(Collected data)
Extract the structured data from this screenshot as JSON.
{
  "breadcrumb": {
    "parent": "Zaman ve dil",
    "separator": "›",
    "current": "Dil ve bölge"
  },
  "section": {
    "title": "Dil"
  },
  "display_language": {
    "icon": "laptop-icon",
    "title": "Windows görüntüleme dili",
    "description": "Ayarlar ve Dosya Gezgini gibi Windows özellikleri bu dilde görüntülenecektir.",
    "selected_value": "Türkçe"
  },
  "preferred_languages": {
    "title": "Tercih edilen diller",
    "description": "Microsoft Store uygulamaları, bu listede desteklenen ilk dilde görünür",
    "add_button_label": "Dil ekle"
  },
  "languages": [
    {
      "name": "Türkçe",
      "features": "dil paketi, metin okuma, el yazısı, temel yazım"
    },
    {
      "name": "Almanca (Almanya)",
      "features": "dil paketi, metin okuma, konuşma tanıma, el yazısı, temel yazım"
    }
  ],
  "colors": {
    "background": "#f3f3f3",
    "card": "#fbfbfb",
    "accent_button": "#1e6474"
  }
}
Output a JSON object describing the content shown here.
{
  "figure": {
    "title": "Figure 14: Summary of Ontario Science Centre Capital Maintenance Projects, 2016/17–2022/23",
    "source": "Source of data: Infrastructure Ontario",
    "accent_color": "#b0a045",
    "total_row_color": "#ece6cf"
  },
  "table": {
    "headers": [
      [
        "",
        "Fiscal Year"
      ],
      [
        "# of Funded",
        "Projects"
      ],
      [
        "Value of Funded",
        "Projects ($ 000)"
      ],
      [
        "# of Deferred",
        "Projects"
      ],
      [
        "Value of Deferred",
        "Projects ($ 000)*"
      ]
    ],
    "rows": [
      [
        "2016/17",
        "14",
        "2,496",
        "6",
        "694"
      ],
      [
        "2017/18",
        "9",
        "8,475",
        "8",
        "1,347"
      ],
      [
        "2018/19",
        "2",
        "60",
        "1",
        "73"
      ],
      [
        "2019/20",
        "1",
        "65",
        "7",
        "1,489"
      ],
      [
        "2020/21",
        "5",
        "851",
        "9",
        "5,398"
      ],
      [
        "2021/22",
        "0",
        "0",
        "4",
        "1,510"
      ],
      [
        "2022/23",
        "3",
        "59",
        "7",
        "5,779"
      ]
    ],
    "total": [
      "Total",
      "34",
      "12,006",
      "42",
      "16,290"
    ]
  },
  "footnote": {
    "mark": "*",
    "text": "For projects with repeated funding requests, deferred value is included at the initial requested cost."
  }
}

Aim ▸ Set down, word for word, only the lines running from the line with "Output a JSON" to the last line of the listing above. Both of those lines belong in your answer.

Exercise answer ▸
Output a JSON object describing the content shown here.
{
  "figure": {
    "title": "Figure 14: Summary of Ontario Science Centre Capital Maintenance Projects, 2016/17–2022/23",
    "source": "Source of data: Infrastructure Ontario",
    "accent_color": "#b0a045",
    "total_row_color": "#ece6cf"
  },
  "table": {
    "headers": [
      [
        "",
        "Fiscal Year"
      ],
      [
        "# of Funded",
        "Projects"
      ],
      [
        "Value of Funded",
        "Projects ($ 000)"
      ],
      [
        "# of Deferred",
        "Projects"
      ],
      [
        "Value of Deferred",
        "Projects ($ 000)*"
      ]
    ],
    "rows": [
      [
        "2016/17",
        "14",
        "2,496",
        "6",
        "694"
      ],
      [
        "2017/18",
        "9",
        "8,475",
        "8",
        "1,347"
      ],
      [
        "2018/19",
        "2",
        "60",
        "1",
        "73"
      ],
      [
        "2019/20",
        "1",
        "65",
        "7",
        "1,489"
      ],
      [
        "2020/21",
        "5",
        "851",
        "9",
        "5,398"
      ],
      [
        "2021/22",
        "0",
        "0",
        "4",
        "1,510"
      ],
      [
        "2022/23",
        "3",
        "59",
        "7",
        "5,779"
      ]
    ],
    "total": [
      "Total",
      "34",
      "12,006",
      "42",
      "16,290"
    ]
  },
  "footnote": {
    "mark": "*",
    "text": "For projects with repeated funding requests, deferred value is included at the initial requested cost."
  }
}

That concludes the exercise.